> [SUPPLIED DATA]
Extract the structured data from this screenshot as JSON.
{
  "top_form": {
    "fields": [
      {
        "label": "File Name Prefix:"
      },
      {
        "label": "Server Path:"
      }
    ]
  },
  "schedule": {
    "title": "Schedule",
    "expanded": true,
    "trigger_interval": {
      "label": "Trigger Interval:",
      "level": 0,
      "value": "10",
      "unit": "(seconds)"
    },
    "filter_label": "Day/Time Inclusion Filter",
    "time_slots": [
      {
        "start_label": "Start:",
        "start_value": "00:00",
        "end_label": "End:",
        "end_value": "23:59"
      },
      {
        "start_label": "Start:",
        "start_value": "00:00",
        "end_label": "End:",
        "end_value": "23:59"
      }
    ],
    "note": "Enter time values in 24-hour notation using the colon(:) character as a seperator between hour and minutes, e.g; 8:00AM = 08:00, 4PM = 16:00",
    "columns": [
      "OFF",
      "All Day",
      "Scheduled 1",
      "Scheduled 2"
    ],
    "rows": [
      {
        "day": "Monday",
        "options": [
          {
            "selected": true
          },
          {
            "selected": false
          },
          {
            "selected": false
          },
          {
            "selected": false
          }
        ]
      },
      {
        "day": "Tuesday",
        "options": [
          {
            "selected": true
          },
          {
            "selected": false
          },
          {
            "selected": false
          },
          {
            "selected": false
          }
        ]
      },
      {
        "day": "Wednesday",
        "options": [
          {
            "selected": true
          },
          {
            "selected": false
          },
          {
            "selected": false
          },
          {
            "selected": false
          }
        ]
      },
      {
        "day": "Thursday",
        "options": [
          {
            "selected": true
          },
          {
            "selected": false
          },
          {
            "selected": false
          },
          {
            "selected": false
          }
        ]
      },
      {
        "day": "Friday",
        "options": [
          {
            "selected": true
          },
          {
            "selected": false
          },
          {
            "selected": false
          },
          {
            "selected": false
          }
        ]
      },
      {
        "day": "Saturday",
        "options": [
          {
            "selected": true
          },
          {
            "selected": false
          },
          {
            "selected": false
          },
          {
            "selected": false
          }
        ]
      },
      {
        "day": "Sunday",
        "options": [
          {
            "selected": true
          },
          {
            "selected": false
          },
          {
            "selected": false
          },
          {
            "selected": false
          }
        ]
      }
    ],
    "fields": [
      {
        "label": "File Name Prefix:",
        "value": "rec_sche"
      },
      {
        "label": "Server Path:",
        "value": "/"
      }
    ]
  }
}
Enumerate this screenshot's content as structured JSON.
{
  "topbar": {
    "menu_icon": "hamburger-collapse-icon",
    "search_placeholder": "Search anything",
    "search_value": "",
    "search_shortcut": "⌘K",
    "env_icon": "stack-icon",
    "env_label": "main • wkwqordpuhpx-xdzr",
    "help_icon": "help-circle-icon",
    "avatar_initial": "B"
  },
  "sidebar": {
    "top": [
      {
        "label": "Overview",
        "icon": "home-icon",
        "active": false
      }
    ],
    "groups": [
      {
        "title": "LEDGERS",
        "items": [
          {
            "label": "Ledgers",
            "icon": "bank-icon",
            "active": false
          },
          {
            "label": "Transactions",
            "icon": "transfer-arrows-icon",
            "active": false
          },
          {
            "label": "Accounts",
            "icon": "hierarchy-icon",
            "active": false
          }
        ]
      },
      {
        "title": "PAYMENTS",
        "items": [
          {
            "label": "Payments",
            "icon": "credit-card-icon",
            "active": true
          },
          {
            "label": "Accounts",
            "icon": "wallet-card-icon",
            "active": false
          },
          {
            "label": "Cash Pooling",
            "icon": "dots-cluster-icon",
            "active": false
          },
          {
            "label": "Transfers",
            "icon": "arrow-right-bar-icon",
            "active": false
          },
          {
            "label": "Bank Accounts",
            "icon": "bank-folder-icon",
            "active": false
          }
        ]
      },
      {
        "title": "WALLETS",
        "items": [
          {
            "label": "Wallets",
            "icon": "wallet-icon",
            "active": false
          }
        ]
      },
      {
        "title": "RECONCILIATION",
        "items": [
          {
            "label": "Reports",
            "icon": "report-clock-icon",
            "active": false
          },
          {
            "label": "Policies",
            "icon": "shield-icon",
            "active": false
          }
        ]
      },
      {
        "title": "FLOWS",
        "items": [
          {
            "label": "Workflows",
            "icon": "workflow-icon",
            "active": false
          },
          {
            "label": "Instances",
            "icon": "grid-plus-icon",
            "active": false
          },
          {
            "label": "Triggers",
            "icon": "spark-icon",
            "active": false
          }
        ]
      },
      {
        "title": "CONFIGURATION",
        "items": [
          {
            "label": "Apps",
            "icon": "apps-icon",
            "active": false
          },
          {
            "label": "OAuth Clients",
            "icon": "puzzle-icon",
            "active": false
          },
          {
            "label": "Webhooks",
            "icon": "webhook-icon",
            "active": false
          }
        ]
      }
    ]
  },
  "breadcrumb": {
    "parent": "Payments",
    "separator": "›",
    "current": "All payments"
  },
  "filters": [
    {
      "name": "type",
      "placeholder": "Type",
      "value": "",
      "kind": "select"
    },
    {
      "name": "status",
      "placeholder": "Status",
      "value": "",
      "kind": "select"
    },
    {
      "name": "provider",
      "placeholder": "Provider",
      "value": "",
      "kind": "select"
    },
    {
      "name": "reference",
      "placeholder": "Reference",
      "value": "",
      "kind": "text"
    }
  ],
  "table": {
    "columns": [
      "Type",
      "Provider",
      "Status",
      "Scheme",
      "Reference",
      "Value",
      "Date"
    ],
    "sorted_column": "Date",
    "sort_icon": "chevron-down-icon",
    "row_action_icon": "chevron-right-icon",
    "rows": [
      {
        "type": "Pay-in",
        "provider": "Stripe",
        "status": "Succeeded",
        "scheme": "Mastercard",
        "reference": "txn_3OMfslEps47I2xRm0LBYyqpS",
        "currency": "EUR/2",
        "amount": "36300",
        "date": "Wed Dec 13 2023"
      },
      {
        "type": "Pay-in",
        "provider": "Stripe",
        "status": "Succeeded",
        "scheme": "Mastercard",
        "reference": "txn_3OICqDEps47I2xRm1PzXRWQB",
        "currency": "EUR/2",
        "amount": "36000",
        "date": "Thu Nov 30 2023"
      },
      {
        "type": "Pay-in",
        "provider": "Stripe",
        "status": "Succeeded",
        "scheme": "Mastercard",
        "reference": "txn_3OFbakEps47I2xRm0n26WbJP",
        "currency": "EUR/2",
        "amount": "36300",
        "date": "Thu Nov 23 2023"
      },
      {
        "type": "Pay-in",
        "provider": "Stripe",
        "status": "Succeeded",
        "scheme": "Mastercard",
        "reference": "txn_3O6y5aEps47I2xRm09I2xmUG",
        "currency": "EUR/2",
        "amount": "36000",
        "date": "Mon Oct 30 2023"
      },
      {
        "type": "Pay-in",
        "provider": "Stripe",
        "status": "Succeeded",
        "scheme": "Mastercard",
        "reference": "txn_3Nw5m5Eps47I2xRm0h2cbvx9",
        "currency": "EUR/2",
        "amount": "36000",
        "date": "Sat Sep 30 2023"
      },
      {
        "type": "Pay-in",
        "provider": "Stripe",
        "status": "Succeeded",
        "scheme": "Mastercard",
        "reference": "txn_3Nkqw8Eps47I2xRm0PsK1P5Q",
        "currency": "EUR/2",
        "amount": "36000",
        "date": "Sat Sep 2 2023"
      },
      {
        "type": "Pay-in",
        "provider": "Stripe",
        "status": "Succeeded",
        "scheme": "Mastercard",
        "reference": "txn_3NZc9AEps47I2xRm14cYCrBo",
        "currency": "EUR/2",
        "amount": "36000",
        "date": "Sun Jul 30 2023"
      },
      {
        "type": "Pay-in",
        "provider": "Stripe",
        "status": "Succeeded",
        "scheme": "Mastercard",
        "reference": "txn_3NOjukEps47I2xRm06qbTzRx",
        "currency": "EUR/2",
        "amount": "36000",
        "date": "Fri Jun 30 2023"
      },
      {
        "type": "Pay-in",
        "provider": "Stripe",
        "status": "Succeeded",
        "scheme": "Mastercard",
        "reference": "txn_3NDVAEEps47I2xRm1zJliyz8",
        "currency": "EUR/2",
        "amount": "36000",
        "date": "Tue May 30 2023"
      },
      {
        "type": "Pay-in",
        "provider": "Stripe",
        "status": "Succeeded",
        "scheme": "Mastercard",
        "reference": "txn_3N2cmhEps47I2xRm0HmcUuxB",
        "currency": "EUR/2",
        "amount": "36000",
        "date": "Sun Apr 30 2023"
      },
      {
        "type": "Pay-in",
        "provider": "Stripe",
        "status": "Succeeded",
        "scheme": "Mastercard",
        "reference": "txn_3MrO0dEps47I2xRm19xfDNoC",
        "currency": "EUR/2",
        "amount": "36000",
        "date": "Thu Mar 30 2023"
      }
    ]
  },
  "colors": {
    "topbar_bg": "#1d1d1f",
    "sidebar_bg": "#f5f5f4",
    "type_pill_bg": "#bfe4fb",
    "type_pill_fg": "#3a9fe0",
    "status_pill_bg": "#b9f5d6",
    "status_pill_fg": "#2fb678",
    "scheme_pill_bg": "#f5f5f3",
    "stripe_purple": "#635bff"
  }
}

> [THE TASK]
From the listing above, copy out each line where the word "structured" appears.

> [REPLY]
Extract the structured data from this screenshot as JSON.
Enumerate this screenshot's content as structured JSON.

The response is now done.